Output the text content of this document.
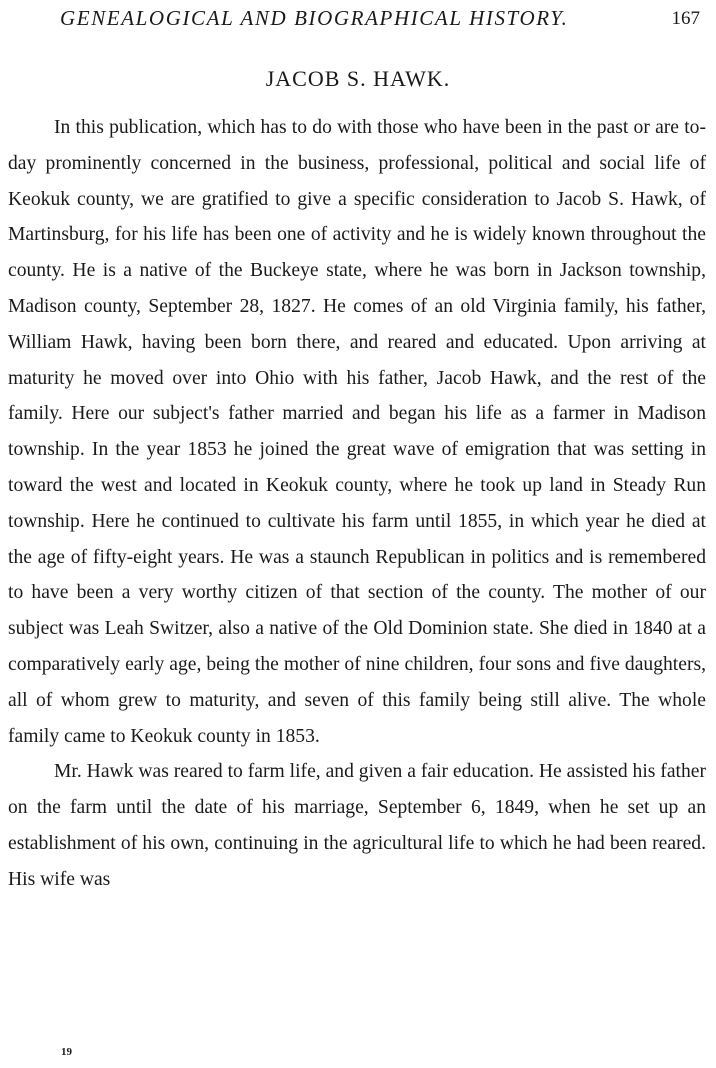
GENEALOGICAL AND BIOGRAPHICAL HISTORY.	167
JACOB S. HAWK.

In this publication, which has to do with those who have been in the past or are to-day prominently concerned in the business, professional, political and social life of Keokuk county, we are gratified to give a specific consideration to Jacob S. Hawk, of Martinsburg, for his life has been one of activity and he is widely known throughout the county. He is a native of the Buckeye state, where he was born in Jackson township, Madison county, September 28, 1827. He comes of an old Virginia family, his father, William Hawk, having been born there, and reared and educated. Upon arriving at maturity he moved over into Ohio with his father, Jacob Hawk, and the rest of the family. Here our subject's father married and began his life as a farmer in Madison township. In the year 1853 he joined the great wave of emigration that was setting in toward the west and located in Keokuk county, where he took up land in Steady Run township. Here he continued to cultivate his farm until 1855, in which year he died at the age of fifty-eight years. He was a staunch Republican in politics and is remembered to have been a very worthy citizen of that section of the county. The mother of our subject was Leah Switzer, also a native of the Old Dominion state. She died in 1840 at a comparatively early age, being the mother of nine children, four sons and five daughters, all of whom grew to maturity, and seven of this family being still alive. The whole family came to Keokuk county in 1853.

Mr. Hawk was reared to farm life, and given a fair education. He assisted his father on the farm until the date of his marriage, September 6, 1849, when he set up an establishment of his own, continuing in the agricultural life to which he had been reared. His wife was

19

****************

■ Required work:
Extract the text of all the records above verbatim, excluding pictures.

■ Written response:
Output the text content of this document.
GENEALOGICAL AND BIOGRAPHICAL HISTORY.	167
JACOB S. HAWK.

In this publication, which has to do with those who have been in the past or are to-day prominently concerned in the business, professional, political and social life of Keokuk county, we are gratified to give a specific consideration to Jacob S. Hawk, of Martinsburg, for his life has been one of activity and he is widely known throughout the county. He is a native of the Buckeye state, where he was born in Jackson township, Madison county, September 28, 1827. He comes of an old Virginia family, his father, William Hawk, having been born there, and reared and educated. Upon arriving at maturity he moved over into Ohio with his father, Jacob Hawk, and the rest of the family. Here our subject's father married and began his life as a farmer in Madison township. In the year 1853 he joined the great wave of emigration that was setting in toward the west and located in Keokuk county, where he took up land in Steady Run township. Here he continued to cultivate his farm until 1855, in which year he died at the age of fifty-eight years. He was a staunch Republican in politics and is remembered to have been a very worthy citizen of that section of the county. The mother of our subject was Leah Switzer, also a native of the Old Dominion state. She died in 1840 at a comparatively early age, being the mother of nine children, four sons and five daughters, all of whom grew to maturity, and seven of this family being still alive. The whole family came to Keokuk county in 1853.

Mr. Hawk was reared to farm life, and given a fair education. He assisted his father on the farm until the date of his marriage, September 6, 1849, when he set up an establishment of his own, continuing in the agricultural life to which he had been reared. His wife was

19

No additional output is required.